*What you need to do*
All of the listing below must be repeated word for word. Pictures are the only thing to omit.

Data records
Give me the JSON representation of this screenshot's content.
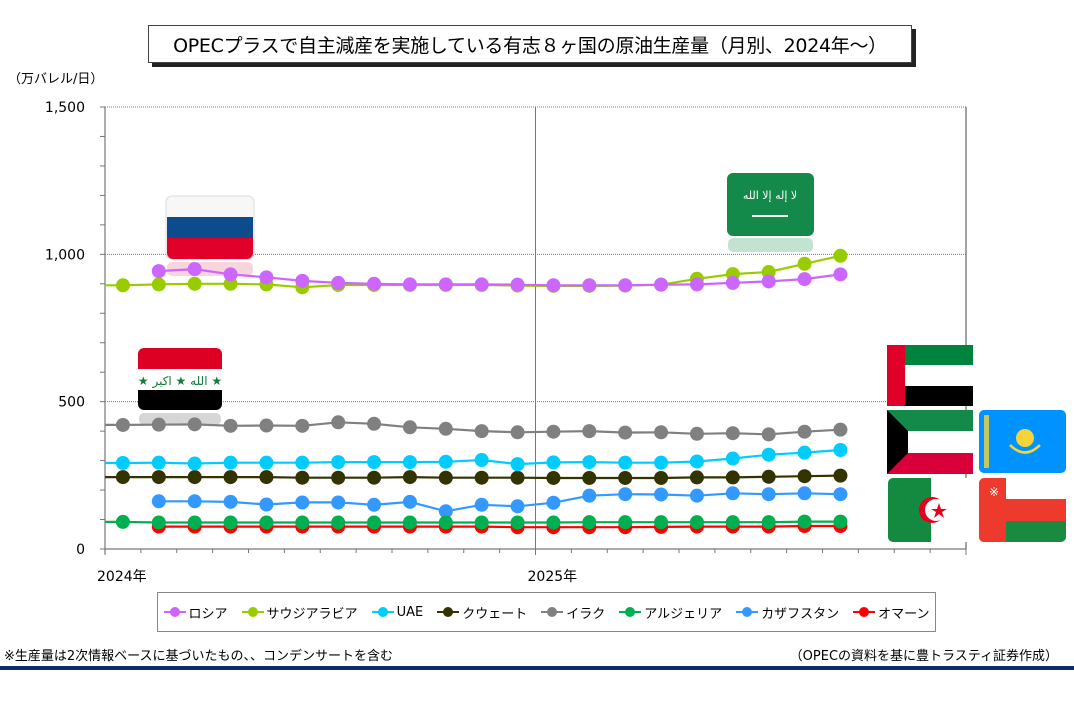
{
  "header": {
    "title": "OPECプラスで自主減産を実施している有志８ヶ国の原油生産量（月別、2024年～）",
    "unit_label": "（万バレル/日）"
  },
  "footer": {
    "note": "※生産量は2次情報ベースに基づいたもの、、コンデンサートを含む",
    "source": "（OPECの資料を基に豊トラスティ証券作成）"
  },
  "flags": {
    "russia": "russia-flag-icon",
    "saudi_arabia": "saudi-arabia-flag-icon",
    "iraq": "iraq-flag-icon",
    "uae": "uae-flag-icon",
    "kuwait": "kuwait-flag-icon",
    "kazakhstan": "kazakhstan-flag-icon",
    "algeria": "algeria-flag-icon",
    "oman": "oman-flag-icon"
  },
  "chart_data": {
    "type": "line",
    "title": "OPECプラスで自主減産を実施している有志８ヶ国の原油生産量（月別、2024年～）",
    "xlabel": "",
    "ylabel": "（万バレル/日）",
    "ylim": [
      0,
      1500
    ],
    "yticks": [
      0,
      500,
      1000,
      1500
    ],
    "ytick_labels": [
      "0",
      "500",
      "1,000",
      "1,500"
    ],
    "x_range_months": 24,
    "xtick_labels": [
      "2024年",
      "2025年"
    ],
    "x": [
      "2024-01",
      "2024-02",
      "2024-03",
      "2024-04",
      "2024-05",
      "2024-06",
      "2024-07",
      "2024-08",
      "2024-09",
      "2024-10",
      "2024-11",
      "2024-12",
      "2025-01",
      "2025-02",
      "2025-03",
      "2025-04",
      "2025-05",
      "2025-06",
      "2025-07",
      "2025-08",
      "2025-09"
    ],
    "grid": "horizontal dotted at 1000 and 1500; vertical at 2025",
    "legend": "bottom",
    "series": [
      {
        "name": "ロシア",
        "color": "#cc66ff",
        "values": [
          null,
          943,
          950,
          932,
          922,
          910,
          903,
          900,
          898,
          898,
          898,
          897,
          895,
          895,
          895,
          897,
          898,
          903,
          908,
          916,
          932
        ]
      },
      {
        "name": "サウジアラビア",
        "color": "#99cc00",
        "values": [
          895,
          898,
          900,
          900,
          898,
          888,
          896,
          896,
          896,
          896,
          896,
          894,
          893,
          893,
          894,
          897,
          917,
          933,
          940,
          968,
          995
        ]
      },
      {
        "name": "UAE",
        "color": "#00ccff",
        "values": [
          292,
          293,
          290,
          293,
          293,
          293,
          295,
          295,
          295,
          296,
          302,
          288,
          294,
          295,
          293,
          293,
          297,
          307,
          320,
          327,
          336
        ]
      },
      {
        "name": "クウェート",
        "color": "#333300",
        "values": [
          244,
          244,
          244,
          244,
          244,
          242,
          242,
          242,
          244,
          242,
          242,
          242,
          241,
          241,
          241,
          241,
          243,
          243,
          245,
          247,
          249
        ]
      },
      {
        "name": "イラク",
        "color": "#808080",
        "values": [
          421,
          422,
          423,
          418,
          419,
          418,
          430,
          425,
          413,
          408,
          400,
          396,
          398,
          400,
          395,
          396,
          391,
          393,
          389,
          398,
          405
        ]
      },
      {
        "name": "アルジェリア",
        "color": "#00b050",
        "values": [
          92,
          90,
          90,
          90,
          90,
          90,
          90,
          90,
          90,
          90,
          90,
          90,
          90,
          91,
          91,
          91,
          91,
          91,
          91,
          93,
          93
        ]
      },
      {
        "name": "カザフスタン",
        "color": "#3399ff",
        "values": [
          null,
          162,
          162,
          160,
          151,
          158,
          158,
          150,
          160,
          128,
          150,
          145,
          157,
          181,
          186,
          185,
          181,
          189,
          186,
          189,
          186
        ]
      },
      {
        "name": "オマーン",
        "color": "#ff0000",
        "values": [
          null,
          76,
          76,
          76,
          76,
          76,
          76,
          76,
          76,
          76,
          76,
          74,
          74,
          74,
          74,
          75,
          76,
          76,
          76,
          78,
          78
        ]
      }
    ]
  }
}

*Answer to the problem*
Give me the JSON representation of this screenshot's content.
{
  "header": {
    "title": "OPECプラスで自主減産を実施している有志８ヶ国の原油生産量（月別、2024年～）",
    "unit_label": "（万バレル/日）"
  },
  "footer": {
    "note": "※生産量は2次情報ベースに基づいたもの、、コンデンサートを含む",
    "source": "（OPECの資料を基に豊トラスティ証券作成）"
  },
  "flags": {
    "russia": "russia-flag-icon",
    "saudi_arabia": "saudi-arabia-flag-icon",
    "iraq": "iraq-flag-icon",
    "uae": "uae-flag-icon",
    "kuwait": "kuwait-flag-icon",
    "kazakhstan": "kazakhstan-flag-icon",
    "algeria": "algeria-flag-icon",
    "oman": "oman-flag-icon"
  },
  "chart_data": {
    "type": "line",
    "title": "OPECプラスで自主減産を実施している有志８ヶ国の原油生産量（月別、2024年～）",
    "xlabel": "",
    "ylabel": "（万バレル/日）",
    "ylim": [
      0,
      1500
    ],
    "yticks": [
      0,
      500,
      1000,
      1500
    ],
    "ytick_labels": [
      "0",
      "500",
      "1,000",
      "1,500"
    ],
    "x_range_months": 24,
    "xtick_labels": [
      "2024年",
      "2025年"
    ],
    "x": [
      "2024-01",
      "2024-02",
      "2024-03",
      "2024-04",
      "2024-05",
      "2024-06",
      "2024-07",
      "2024-08",
      "2024-09",
      "2024-10",
      "2024-11",
      "2024-12",
      "2025-01",
      "2025-02",
      "2025-03",
      "2025-04",
      "2025-05",
      "2025-06",
      "2025-07",
      "2025-08",
      "2025-09"
    ],
    "grid": "horizontal dotted at 1000 and 1500; vertical at 2025",
    "legend": "bottom",
    "series": [
      {
        "name": "ロシア",
        "color": "#cc66ff",
        "values": [
          null,
          943,
          950,
          932,
          922,
          910,
          903,
          900,
          898,
          898,
          898,
          897,
          895,
          895,
          895,
          897,
          898,
          903,
          908,
          916,
          932
        ]
      },
      {
        "name": "サウジアラビア",
        "color": "#99cc00",
        "values": [
          895,
          898,
          900,
          900,
          898,
          888,
          896,
          896,
          896,
          896,
          896,
          894,
          893,
          893,
          894,
          897,
          917,
          933,
          940,
          968,
          995
        ]
      },
      {
        "name": "UAE",
        "color": "#00ccff",
        "values": [
          292,
          293,
          290,
          293,
          293,
          293,
          295,
          295,
          295,
          296,
          302,
          288,
          294,
          295,
          293,
          293,
          297,
          307,
          320,
          327,
          336
        ]
      },
      {
        "name": "クウェート",
        "color": "#333300",
        "values": [
          244,
          244,
          244,
          244,
          244,
          242,
          242,
          242,
          244,
          242,
          242,
          242,
          241,
          241,
          241,
          241,
          243,
          243,
          245,
          247,
          249
        ]
      },
      {
        "name": "イラク",
        "color": "#808080",
        "values": [
          421,
          422,
          423,
          418,
          419,
          418,
          430,
          425,
          413,
          408,
          400,
          396,
          398,
          400,
          395,
          396,
          391,
          393,
          389,
          398,
          405
        ]
      },
      {
        "name": "アルジェリア",
        "color": "#00b050",
        "values": [
          92,
          90,
          90,
          90,
          90,
          90,
          90,
          90,
          90,
          90,
          90,
          90,
          90,
          91,
          91,
          91,
          91,
          91,
          91,
          93,
          93
        ]
      },
      {
        "name": "カザフスタン",
        "color": "#3399ff",
        "values": [
          null,
          162,
          162,
          160,
          151,
          158,
          158,
          150,
          160,
          128,
          150,
          145,
          157,
          181,
          186,
          185,
          181,
          189,
          186,
          189,
          186
        ]
      },
      {
        "name": "オマーン",
        "color": "#ff0000",
        "values": [
          null,
          76,
          76,
          76,
          76,
          76,
          76,
          76,
          76,
          76,
          76,
          74,
          74,
          74,
          74,
          75,
          76,
          76,
          76,
          78,
          78
        ]
      }
    ]
  }
}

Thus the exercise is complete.